Structured figure records
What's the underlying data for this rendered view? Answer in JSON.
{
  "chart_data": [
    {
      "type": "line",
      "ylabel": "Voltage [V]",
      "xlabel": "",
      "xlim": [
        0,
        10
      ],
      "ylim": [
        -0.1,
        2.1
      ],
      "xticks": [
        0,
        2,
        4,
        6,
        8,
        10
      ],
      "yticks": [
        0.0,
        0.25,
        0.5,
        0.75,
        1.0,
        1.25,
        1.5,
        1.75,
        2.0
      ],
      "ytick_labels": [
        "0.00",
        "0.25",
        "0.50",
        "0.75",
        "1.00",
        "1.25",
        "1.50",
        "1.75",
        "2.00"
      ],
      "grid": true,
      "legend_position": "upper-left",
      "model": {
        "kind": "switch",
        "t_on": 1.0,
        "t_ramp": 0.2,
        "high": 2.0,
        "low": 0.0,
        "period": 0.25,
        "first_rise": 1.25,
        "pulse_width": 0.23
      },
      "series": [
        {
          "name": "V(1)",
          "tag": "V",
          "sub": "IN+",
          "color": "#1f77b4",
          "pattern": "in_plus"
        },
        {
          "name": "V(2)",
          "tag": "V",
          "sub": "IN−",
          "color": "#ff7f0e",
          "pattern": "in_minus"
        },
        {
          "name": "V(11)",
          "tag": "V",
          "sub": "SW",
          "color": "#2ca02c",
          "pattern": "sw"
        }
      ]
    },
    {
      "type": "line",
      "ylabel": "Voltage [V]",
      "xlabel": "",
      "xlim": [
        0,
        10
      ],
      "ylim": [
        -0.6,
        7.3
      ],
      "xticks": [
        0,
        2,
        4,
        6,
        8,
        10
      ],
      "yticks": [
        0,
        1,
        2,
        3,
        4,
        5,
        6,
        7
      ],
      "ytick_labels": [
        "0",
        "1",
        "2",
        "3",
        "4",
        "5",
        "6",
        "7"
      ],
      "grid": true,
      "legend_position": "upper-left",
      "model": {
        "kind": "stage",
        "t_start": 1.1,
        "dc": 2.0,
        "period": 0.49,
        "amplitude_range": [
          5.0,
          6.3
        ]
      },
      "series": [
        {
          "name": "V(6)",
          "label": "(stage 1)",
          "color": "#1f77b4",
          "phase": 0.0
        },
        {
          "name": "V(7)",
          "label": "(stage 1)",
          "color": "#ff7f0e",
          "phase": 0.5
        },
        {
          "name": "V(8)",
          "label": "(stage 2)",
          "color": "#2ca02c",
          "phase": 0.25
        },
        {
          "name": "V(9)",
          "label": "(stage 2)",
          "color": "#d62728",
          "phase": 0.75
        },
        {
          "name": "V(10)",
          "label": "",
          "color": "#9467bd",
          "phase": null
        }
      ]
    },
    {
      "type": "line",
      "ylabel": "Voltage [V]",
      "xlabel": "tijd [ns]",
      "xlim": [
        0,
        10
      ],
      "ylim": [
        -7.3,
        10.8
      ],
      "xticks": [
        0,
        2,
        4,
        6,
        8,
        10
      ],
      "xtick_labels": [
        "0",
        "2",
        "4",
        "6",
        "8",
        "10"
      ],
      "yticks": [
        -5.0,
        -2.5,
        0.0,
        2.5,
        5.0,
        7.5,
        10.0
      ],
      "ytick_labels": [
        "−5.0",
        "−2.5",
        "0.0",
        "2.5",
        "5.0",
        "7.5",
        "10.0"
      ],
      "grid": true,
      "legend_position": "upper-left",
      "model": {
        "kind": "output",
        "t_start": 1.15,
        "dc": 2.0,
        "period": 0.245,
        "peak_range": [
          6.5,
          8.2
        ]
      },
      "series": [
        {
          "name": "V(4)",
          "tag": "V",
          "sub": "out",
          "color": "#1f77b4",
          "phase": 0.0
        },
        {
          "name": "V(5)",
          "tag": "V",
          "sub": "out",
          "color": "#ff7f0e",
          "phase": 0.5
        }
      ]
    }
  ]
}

Exercise aim: Reproduce each record shown above without altering a single word.

Answer below:
What's the underlying data for this rendered view? Answer in JSON.
{
  "chart_data": [
    {
      "type": "line",
      "ylabel": "Voltage [V]",
      "xlabel": "",
      "xlim": [
        0,
        10
      ],
      "ylim": [
        -0.1,
        2.1
      ],
      "xticks": [
        0,
        2,
        4,
        6,
        8,
        10
      ],
      "yticks": [
        0.0,
        0.25,
        0.5,
        0.75,
        1.0,
        1.25,
        1.5,
        1.75,
        2.0
      ],
      "ytick_labels": [
        "0.00",
        "0.25",
        "0.50",
        "0.75",
        "1.00",
        "1.25",
        "1.50",
        "1.75",
        "2.00"
      ],
      "grid": true,
      "legend_position": "upper-left",
      "model": {
        "kind": "switch",
        "t_on": 1.0,
        "t_ramp": 0.2,
        "high": 2.0,
        "low": 0.0,
        "period": 0.25,
        "first_rise": 1.25,
        "pulse_width": 0.23
      },
      "series": [
        {
          "name": "V(1)",
          "tag": "V",
          "sub": "IN+",
          "color": "#1f77b4",
          "pattern": "in_plus"
        },
        {
          "name": "V(2)",
          "tag": "V",
          "sub": "IN−",
          "color": "#ff7f0e",
          "pattern": "in_minus"
        },
        {
          "name": "V(11)",
          "tag": "V",
          "sub": "SW",
          "color": "#2ca02c",
          "pattern": "sw"
        }
      ]
    },
    {
      "type": "line",
      "ylabel": "Voltage [V]",
      "xlabel": "",
      "xlim": [
        0,
        10
      ],
      "ylim": [
        -0.6,
        7.3
      ],
      "xticks": [
        0,
        2,
        4,
        6,
        8,
        10
      ],
      "yticks": [
        0,
        1,
        2,
        3,
        4,
        5,
        6,
        7
      ],
      "ytick_labels": [
        "0",
        "1",
        "2",
        "3",
        "4",
        "5",
        "6",
        "7"
      ],
      "grid": true,
      "legend_position": "upper-left",
      "model": {
        "kind": "stage",
        "t_start": 1.1,
        "dc": 2.0,
        "period": 0.49,
        "amplitude_range": [
          5.0,
          6.3
        ]
      },
      "series": [
        {
          "name": "V(6)",
          "label": "(stage 1)",
          "color": "#1f77b4",
          "phase": 0.0
        },
        {
          "name": "V(7)",
          "label": "(stage 1)",
          "color": "#ff7f0e",
          "phase": 0.5
        },
        {
          "name": "V(8)",
          "label": "(stage 2)",
          "color": "#2ca02c",
          "phase": 0.25
        },
        {
          "name": "V(9)",
          "label": "(stage 2)",
          "color": "#d62728",
          "phase": 0.75
        },
        {
          "name": "V(10)",
          "label": "",
          "color": "#9467bd",
          "phase": null
        }
      ]
    },
    {
      "type": "line",
      "ylabel": "Voltage [V]",
      "xlabel": "tijd [ns]",
      "xlim": [
        0,
        10
      ],
      "ylim": [
        -7.3,
        10.8
      ],
      "xticks": [
        0,
        2,
        4,
        6,
        8,
        10
      ],
      "xtick_labels": [
        "0",
        "2",
        "4",
        "6",
        "8",
        "10"
      ],
      "yticks": [
        -5.0,
        -2.5,
        0.0,
        2.5,
        5.0,
        7.5,
        10.0
      ],
      "ytick_labels": [
        "−5.0",
        "−2.5",
        "0.0",
        "2.5",
        "5.0",
        "7.5",
        "10.0"
      ],
      "grid": true,
      "legend_position": "upper-left",
      "model": {
        "kind": "output",
        "t_start": 1.15,
        "dc": 2.0,
        "period": 0.245,
        "peak_range": [
          6.5,
          8.2
        ]
      },
      "series": [
        {
          "name": "V(4)",
          "tag": "V",
          "sub": "out",
          "color": "#1f77b4",
          "phase": 0.0
        },
        {
          "name": "V(5)",
          "tag": "V",
          "sub": "out",
          "color": "#ff7f0e",
          "phase": 0.5
        }
      ]
    }
  ]
}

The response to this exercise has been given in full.